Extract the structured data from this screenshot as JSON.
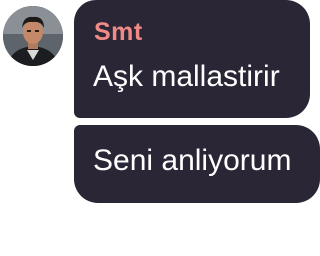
{
  "chat": {
    "sender": {
      "name": "Smt",
      "name_color": "#f08a86",
      "avatar_icon": "user-avatar"
    },
    "messages": [
      {
        "text": "Aşk mallastirir"
      },
      {
        "text": "Seni anliyorum"
      }
    ],
    "bubble_color": "#2a2635"
  }
}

What you need to do
Reproduce the records above exactly, leaving out every picture they contain.

Result
Extract the structured data from this screenshot as JSON.
{
  "chat": {
    "sender": {
      "name": "Smt",
      "name_color": "#f08a86",
      "avatar_icon": "user-avatar"
    },
    "messages": [
      {
        "text": "Aşk mallastirir"
      },
      {
        "text": "Seni anliyorum"
      }
    ],
    "bubble_color": "#2a2635"
  }
}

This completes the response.